**What is being asked:** Locate every line in the records below that contains the word "user", and copy each one.

Data records
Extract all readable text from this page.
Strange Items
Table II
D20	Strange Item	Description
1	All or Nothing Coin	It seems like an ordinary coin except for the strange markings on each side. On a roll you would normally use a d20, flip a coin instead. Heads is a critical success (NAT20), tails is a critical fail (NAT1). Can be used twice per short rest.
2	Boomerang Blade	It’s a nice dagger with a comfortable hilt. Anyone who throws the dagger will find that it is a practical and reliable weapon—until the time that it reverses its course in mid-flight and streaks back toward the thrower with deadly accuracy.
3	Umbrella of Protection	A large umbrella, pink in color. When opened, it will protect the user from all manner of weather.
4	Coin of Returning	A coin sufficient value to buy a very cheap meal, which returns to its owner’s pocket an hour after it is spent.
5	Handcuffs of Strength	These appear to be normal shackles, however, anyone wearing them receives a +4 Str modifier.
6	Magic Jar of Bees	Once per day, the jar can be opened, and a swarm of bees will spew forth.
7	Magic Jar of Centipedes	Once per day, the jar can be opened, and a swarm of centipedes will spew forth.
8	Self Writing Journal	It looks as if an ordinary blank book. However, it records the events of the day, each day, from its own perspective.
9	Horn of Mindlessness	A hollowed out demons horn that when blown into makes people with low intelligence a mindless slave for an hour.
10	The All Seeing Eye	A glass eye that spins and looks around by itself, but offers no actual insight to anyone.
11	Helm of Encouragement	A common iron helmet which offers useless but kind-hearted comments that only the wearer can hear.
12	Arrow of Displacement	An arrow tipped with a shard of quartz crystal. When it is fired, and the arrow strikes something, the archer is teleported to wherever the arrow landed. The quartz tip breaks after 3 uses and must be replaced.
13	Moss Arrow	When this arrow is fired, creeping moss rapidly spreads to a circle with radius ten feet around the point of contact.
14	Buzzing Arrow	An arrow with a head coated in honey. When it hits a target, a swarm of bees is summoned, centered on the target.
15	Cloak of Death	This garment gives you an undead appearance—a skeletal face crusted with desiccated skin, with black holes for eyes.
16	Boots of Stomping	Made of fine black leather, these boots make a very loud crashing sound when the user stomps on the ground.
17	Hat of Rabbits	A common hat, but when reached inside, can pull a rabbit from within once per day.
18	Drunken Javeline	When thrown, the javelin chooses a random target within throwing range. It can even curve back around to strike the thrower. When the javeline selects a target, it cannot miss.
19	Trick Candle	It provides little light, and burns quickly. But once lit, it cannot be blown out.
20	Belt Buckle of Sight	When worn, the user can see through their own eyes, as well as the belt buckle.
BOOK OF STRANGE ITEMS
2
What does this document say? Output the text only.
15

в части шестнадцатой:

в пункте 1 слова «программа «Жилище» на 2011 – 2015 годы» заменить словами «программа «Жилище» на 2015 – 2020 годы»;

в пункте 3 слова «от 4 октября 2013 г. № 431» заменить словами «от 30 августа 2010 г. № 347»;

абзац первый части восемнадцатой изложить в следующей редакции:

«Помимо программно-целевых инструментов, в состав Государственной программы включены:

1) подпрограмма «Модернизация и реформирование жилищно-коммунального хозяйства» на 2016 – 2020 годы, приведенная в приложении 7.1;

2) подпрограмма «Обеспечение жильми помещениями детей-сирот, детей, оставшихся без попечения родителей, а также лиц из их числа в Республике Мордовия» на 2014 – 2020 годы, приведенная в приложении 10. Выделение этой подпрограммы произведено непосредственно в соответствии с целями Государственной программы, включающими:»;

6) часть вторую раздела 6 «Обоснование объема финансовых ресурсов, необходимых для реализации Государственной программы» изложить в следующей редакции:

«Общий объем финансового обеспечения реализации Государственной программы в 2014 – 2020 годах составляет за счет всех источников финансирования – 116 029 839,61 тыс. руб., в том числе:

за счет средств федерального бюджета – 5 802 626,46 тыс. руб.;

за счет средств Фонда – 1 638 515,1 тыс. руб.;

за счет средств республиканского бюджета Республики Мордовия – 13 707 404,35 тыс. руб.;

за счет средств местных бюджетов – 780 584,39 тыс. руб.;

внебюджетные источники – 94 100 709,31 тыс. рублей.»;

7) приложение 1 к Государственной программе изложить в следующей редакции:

**Solution to this exercise:**
3	Umbrella of Protection	A large umbrella, pink in color. When opened, it will protect the user from all manner of weather.
16	Boots of Stomping	Made of fine black leather, these boots make a very loud crashing sound when the user stomps on the ground.
20	Belt Buckle of Sight	When worn, the user can see through their own eyes, as well as the belt buckle.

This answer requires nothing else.